<<<<

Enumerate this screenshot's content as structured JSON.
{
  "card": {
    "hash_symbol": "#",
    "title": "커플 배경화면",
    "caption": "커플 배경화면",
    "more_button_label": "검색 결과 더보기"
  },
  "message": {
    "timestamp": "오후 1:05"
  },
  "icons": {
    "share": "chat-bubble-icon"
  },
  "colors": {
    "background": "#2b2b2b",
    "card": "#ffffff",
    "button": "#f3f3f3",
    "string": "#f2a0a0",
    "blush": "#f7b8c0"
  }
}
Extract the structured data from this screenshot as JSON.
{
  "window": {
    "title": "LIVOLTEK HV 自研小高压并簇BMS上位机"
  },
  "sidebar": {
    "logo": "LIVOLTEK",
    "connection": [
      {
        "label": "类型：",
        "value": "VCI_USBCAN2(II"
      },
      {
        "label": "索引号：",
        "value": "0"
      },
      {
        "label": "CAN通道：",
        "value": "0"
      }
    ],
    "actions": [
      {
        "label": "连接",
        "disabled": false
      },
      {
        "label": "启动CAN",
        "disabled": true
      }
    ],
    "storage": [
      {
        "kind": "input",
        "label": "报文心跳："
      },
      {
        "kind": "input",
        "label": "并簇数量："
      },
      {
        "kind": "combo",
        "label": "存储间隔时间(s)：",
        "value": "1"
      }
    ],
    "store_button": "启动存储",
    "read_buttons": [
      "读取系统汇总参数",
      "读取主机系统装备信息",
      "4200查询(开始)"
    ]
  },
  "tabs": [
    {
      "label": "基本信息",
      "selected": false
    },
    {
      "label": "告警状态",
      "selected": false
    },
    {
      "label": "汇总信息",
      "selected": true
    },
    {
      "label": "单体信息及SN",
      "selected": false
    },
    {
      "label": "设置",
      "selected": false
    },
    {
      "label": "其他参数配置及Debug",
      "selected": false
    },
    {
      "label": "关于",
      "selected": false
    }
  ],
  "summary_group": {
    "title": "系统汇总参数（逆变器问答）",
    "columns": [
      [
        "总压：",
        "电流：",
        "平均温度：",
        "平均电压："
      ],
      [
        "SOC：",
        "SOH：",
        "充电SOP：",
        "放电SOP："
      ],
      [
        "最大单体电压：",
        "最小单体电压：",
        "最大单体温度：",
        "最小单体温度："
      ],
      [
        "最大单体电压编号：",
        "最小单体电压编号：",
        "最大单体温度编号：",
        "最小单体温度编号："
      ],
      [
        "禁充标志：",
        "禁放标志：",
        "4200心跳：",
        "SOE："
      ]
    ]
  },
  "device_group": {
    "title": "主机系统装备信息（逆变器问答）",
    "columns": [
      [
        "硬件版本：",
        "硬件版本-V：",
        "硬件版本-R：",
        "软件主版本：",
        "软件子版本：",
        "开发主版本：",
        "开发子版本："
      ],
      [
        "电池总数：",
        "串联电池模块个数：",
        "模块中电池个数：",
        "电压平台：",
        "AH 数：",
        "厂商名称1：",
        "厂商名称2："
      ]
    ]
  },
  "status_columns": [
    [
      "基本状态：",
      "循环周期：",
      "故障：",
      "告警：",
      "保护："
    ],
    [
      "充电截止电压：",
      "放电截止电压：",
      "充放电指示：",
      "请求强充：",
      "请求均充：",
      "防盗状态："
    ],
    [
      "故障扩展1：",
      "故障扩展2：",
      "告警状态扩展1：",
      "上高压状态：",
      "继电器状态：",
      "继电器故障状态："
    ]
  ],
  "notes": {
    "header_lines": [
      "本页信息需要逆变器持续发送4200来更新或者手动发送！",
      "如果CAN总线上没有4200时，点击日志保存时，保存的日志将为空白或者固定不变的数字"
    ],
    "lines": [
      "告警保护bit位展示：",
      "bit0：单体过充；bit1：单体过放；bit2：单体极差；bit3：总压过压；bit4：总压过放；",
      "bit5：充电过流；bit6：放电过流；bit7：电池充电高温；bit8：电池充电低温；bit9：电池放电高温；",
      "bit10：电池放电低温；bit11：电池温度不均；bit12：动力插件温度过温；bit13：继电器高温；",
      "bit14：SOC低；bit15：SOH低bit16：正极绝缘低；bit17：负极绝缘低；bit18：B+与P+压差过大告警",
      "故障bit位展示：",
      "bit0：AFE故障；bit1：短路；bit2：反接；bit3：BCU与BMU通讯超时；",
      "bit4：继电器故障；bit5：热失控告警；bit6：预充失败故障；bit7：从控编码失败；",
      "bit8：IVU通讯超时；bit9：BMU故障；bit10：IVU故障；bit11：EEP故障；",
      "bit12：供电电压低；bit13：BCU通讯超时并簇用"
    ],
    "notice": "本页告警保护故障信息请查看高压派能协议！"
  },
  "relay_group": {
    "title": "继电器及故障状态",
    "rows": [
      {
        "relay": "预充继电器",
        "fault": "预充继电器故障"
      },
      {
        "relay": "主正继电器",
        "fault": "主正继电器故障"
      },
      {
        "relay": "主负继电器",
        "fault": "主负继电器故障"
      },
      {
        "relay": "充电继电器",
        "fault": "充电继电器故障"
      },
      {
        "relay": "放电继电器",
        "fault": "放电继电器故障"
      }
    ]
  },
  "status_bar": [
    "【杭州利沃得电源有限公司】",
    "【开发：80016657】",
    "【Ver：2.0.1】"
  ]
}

>>>>

How many of the lines above contain the string "title"? Give the number only.

5